### Data provided:
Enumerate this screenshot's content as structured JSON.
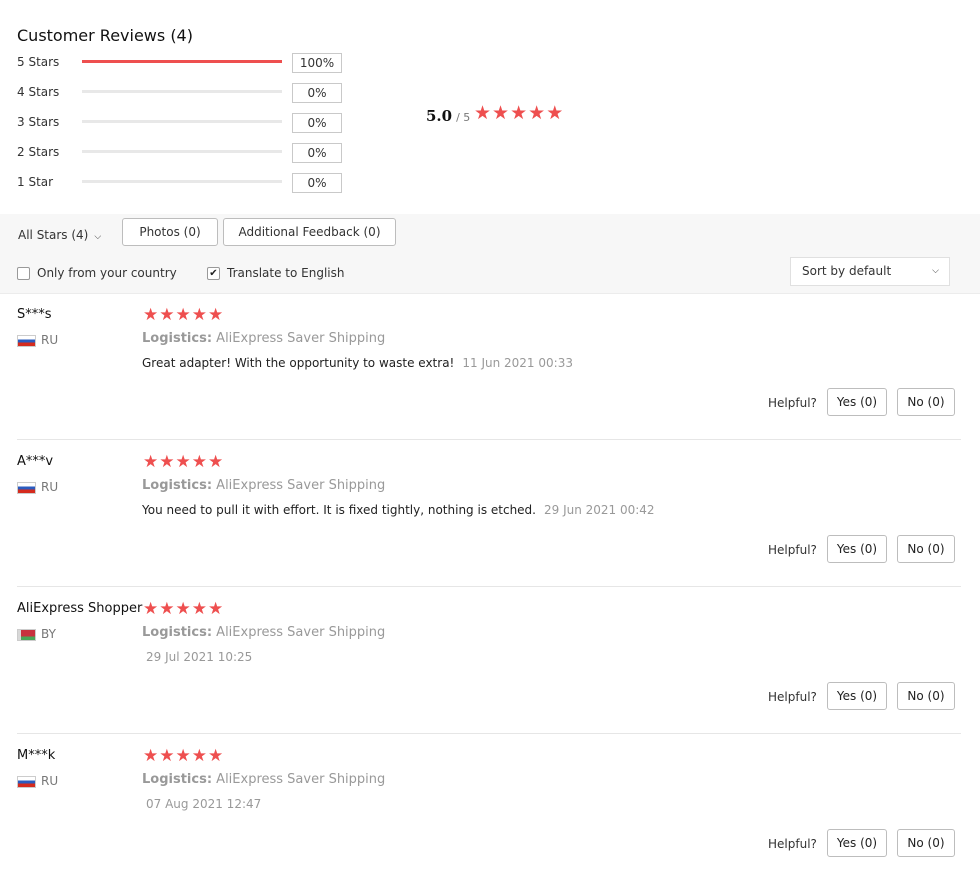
{
  "title": "Customer Reviews (4)",
  "breakdown": [
    {
      "label": "5 Stars",
      "percent_text": "100%",
      "fill": 1.0
    },
    {
      "label": "4 Stars",
      "percent_text": "0%",
      "fill": 0
    },
    {
      "label": "3 Stars",
      "percent_text": "0%",
      "fill": 0
    },
    {
      "label": "2 Stars",
      "percent_text": "0%",
      "fill": 0
    },
    {
      "label": "1 Star",
      "percent_text": "0%",
      "fill": 0
    }
  ],
  "summary": {
    "score": "5.0",
    "max": "/ 5",
    "stars": 5
  },
  "filters": {
    "all_stars": "All Stars (4)",
    "photos": "Photos (0)",
    "additional": "Additional Feedback (0)",
    "only_country": "Only from your country",
    "only_country_checked": false,
    "translate": "Translate to English",
    "translate_checked": true,
    "sort": "Sort by default"
  },
  "helpful_label": "Helpful?",
  "logistics_label": "Logistics:",
  "reviews": [
    {
      "name": "S***s",
      "country": "RU",
      "flag": "ru",
      "stars": 5,
      "logistics": "AliExpress Saver Shipping",
      "text": "Great adapter! With the opportunity to waste extra!",
      "date": "11 Jun 2021 00:33",
      "yes": "Yes (0)",
      "no": "No (0)"
    },
    {
      "name": "A***v",
      "country": "RU",
      "flag": "ru",
      "stars": 5,
      "logistics": "AliExpress Saver Shipping",
      "text": "You need to pull it with effort. It is fixed tightly, nothing is etched.",
      "date": "29 Jun 2021 00:42",
      "yes": "Yes (0)",
      "no": "No (0)"
    },
    {
      "name": "AliExpress Shopper",
      "country": "BY",
      "flag": "by",
      "stars": 5,
      "logistics": "AliExpress Saver Shipping",
      "text": "",
      "date": "29 Jul 2021 10:25",
      "yes": "Yes (0)",
      "no": "No (0)"
    },
    {
      "name": "M***k",
      "country": "RU",
      "flag": "ru",
      "stars": 5,
      "logistics": "AliExpress Saver Shipping",
      "text": "",
      "date": "07 Aug 2021 12:47",
      "yes": "Yes (0)",
      "no": "No (0)"
    }
  ]
}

### What is required:
Each line in the entries above that includes the string "date" should be extracted.

### Exercise output:
      "date": "11 Jun 2021 00:33",
      "date": "29 Jun 2021 00:42",
      "date": "29 Jul 2021 10:25",
      "date": "07 Aug 2021 12:47",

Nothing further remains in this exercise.